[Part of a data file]

──────

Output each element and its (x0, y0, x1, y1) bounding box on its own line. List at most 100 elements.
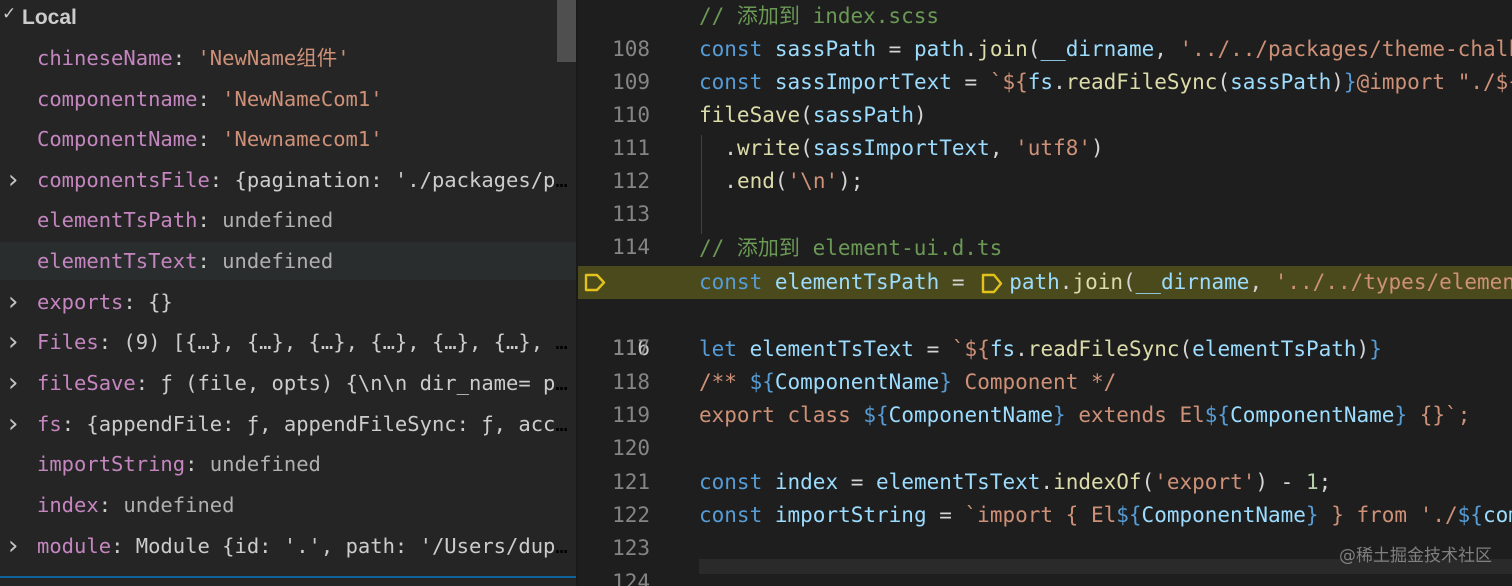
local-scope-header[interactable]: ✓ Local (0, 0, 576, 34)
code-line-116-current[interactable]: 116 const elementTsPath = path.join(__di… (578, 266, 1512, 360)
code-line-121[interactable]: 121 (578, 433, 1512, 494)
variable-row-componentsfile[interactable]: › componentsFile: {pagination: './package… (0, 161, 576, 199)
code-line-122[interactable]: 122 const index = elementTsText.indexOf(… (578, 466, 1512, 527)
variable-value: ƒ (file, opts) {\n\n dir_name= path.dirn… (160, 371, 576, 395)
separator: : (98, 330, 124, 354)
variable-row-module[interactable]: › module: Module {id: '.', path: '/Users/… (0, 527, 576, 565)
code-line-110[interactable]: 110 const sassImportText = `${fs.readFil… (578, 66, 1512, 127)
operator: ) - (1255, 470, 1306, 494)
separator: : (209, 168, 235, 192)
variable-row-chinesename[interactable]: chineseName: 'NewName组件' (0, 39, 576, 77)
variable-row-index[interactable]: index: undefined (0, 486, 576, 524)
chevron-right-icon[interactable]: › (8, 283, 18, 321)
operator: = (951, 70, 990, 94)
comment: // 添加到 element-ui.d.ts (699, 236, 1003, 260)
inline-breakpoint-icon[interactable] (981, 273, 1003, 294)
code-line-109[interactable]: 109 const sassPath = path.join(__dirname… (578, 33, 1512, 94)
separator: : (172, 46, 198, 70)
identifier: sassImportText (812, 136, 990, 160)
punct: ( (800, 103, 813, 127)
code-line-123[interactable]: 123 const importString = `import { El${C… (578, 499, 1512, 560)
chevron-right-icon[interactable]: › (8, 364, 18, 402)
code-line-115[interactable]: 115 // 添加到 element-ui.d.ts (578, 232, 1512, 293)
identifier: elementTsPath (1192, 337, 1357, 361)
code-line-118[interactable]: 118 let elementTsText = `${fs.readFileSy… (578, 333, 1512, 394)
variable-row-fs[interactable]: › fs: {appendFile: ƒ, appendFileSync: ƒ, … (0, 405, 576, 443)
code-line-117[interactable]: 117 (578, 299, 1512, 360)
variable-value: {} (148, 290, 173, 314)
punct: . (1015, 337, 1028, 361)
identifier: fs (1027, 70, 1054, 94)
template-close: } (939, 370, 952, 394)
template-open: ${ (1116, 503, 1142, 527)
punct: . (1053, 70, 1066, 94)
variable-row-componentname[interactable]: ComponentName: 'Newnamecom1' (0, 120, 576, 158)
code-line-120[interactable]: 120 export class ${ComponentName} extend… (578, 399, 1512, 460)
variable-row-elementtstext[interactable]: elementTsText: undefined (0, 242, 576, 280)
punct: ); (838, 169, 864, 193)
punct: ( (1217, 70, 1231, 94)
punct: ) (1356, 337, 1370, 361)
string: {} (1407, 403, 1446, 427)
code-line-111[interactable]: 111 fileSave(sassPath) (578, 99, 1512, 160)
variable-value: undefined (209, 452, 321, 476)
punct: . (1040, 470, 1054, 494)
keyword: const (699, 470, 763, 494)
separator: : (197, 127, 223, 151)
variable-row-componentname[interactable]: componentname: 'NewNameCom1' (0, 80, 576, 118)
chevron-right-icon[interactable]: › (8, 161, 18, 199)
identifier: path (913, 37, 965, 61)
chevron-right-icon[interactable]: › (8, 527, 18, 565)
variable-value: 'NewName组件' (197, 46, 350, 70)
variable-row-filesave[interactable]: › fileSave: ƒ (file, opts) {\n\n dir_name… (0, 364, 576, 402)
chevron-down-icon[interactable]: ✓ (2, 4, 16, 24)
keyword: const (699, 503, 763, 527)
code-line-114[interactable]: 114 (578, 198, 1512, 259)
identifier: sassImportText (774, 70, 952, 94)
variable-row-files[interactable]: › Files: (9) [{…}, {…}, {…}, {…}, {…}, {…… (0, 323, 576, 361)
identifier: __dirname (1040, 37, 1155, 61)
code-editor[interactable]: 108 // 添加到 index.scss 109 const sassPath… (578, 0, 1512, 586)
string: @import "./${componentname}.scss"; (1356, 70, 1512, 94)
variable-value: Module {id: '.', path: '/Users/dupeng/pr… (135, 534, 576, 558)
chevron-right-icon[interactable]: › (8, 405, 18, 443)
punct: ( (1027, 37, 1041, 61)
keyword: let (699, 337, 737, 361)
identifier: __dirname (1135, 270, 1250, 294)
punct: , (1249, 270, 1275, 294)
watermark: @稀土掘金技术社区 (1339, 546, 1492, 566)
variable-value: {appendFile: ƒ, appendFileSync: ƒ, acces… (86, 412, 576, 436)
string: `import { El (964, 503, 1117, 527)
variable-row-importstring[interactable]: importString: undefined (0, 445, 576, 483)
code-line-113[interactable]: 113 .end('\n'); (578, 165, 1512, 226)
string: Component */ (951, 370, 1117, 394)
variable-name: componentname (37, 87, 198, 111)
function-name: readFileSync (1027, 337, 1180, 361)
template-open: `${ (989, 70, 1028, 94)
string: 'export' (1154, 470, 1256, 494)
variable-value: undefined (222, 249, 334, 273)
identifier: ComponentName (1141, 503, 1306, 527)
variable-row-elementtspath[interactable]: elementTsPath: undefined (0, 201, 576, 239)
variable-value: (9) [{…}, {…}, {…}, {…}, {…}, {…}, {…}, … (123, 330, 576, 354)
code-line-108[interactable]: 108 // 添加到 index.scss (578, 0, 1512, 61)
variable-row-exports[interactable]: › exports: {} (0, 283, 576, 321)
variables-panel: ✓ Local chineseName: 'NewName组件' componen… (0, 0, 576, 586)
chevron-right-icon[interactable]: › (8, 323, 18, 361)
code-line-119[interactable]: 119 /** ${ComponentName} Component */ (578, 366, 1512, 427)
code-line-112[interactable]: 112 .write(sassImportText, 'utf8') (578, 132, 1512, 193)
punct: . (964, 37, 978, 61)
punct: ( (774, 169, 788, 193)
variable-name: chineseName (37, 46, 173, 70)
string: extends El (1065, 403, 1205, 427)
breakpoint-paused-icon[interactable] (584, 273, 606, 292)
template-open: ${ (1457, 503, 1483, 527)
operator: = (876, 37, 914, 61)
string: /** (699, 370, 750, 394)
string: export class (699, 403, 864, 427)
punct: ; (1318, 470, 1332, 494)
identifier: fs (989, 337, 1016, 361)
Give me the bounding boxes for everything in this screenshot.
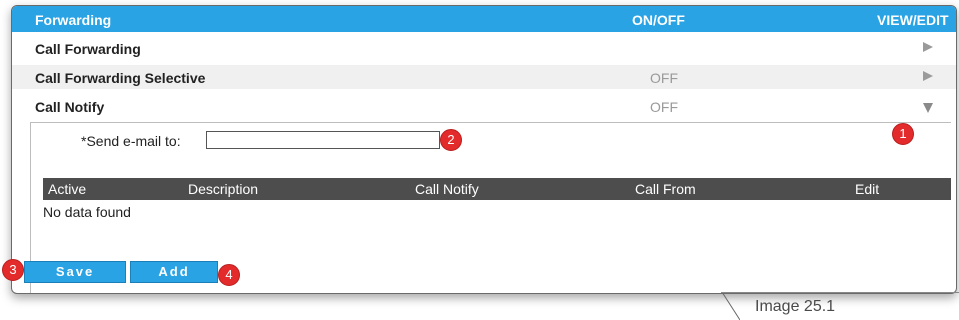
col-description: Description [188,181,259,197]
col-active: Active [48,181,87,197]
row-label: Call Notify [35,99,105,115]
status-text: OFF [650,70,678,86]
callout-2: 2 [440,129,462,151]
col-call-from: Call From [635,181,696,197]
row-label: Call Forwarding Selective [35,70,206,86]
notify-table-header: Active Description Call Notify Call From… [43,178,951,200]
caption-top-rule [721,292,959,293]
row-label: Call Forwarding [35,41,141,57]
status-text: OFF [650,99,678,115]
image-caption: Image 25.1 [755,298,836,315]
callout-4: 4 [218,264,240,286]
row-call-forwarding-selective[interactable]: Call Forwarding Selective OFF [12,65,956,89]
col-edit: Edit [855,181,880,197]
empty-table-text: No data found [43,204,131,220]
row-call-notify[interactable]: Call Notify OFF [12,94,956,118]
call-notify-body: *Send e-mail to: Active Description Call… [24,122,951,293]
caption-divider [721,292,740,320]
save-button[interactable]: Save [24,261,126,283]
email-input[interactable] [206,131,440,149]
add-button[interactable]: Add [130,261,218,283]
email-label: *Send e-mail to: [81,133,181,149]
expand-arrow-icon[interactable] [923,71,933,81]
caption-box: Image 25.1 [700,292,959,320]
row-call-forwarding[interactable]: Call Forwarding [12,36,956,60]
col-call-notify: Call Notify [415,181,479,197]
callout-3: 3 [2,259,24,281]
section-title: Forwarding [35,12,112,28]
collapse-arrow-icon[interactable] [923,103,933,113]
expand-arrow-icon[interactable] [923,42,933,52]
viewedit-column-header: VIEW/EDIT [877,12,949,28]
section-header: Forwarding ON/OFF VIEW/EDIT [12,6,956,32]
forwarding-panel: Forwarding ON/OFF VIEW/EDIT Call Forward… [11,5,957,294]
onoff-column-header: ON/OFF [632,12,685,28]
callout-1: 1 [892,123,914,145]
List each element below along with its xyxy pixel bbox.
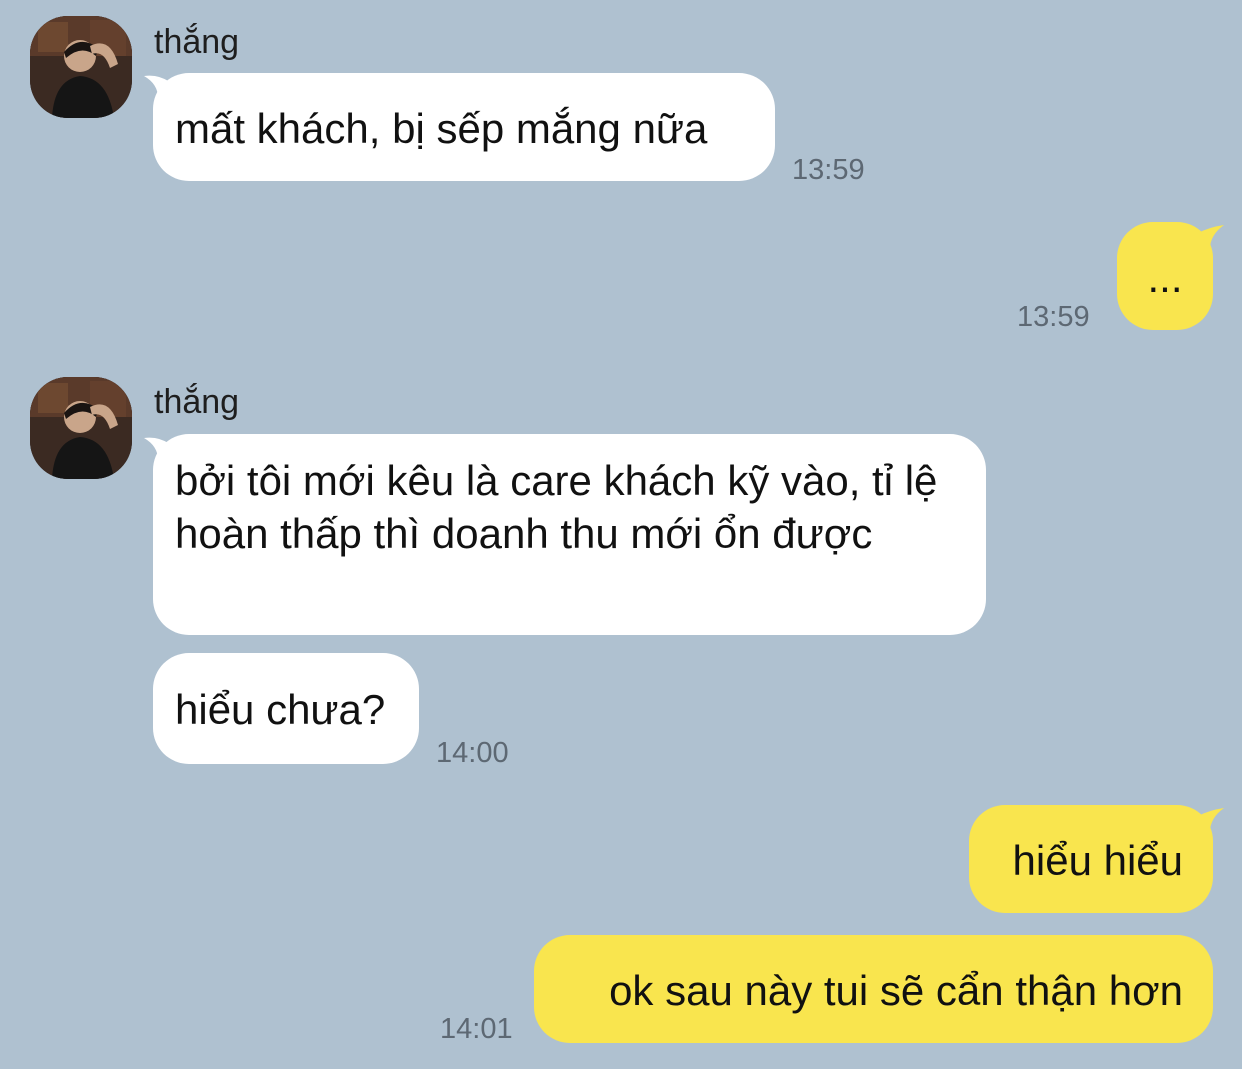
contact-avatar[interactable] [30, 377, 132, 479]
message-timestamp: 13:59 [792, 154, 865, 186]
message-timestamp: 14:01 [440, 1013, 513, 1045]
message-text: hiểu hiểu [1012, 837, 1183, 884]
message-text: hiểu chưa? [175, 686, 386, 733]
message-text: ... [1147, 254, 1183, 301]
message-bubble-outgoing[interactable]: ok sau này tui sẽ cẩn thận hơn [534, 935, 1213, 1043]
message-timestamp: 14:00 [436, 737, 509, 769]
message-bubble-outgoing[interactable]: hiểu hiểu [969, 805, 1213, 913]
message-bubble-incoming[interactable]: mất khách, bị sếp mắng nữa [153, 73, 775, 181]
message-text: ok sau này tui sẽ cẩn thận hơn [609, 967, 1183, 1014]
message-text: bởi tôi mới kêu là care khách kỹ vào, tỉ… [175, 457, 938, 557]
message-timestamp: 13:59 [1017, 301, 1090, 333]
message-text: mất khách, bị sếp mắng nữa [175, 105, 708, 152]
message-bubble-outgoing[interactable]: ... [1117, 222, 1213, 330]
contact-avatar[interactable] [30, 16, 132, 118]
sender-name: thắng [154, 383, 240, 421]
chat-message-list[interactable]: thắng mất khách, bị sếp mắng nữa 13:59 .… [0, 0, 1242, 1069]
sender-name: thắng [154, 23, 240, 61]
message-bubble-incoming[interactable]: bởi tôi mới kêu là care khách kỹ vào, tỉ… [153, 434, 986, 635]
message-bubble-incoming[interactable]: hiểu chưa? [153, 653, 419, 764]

──────

→ **Given request**
Copy out the lines of the records running from the line with "col-description: Description [188,181,259,197]" up to and including the line with "image-caption: Image 25.1 [755,298,836,315]", keeping them unchanged.

→ **Task result**
col-description: Description [188,181,259,197]
col-active: Active [48,181,87,197]
row-label: Call Notify [35,99,105,115]
status-text: OFF [650,70,678,86]
callout-2: 2 [440,129,462,151]
col-call-from: Call From [635,181,696,197]
row-label: Call Forwarding Selective [35,70,206,86]
notify-table-header: Active Description Call Notify Call From… [43,178,951,200]
caption-top-rule [721,292,959,293]
row-label: Call Forwarding [35,41,141,57]
status-text: OFF [650,99,678,115]
image-caption: Image 25.1 [755,298,836,315]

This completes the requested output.